= EXERCISE DATA =
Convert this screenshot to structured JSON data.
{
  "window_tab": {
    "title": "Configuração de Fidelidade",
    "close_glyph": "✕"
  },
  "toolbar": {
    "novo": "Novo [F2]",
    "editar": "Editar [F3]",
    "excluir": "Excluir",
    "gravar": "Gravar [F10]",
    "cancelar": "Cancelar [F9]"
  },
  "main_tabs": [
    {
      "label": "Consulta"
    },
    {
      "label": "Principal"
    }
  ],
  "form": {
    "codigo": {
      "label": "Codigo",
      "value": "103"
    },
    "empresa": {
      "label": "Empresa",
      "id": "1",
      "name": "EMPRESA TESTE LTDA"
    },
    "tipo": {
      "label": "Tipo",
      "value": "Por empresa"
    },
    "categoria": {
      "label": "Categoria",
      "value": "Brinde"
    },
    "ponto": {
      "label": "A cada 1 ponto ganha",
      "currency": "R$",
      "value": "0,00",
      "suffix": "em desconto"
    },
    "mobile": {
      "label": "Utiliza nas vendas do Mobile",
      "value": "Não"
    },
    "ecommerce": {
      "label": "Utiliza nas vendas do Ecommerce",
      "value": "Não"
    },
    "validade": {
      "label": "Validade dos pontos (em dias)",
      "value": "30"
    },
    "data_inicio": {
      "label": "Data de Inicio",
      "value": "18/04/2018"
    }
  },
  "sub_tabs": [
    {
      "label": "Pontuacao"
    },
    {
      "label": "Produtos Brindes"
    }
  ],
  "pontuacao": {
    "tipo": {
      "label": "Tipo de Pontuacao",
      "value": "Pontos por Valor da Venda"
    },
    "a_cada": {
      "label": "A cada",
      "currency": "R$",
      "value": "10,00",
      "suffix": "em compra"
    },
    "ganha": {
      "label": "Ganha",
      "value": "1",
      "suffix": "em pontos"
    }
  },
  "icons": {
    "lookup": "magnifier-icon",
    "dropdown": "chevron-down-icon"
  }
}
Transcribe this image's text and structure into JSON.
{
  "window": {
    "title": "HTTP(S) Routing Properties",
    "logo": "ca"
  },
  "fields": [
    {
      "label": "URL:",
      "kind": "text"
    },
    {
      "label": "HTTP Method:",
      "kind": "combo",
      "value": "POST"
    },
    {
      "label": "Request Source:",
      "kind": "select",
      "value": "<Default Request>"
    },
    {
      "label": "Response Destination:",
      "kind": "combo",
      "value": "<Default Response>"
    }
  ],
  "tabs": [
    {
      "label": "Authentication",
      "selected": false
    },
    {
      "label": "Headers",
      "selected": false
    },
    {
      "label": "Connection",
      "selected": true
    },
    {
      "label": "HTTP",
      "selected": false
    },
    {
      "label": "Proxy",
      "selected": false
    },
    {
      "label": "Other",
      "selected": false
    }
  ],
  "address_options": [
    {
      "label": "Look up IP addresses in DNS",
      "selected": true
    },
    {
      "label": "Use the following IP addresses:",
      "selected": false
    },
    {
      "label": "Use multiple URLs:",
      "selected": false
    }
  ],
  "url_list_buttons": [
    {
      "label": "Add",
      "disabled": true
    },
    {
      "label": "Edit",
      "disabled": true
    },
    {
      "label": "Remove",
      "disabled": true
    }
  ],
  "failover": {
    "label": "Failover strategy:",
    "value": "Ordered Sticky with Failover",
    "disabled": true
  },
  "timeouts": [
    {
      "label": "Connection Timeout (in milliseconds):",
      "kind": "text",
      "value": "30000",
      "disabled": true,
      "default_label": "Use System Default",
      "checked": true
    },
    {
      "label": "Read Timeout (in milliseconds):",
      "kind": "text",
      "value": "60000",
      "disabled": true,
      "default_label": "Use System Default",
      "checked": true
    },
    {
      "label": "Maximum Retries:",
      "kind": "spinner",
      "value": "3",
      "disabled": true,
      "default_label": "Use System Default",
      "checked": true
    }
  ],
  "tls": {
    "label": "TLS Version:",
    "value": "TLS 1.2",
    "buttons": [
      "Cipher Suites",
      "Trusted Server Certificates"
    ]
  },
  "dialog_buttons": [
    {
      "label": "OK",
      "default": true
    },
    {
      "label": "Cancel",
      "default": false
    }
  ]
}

= TASK BRIEF =
Extract lines where the string "kind" occurs.

= RESULT OF THE EXERCISE =
      "kind": "text"
      "kind": "combo",
      "kind": "select",
      "kind": "combo",
      "kind": "text",
      "kind": "text",
      "kind": "spinner",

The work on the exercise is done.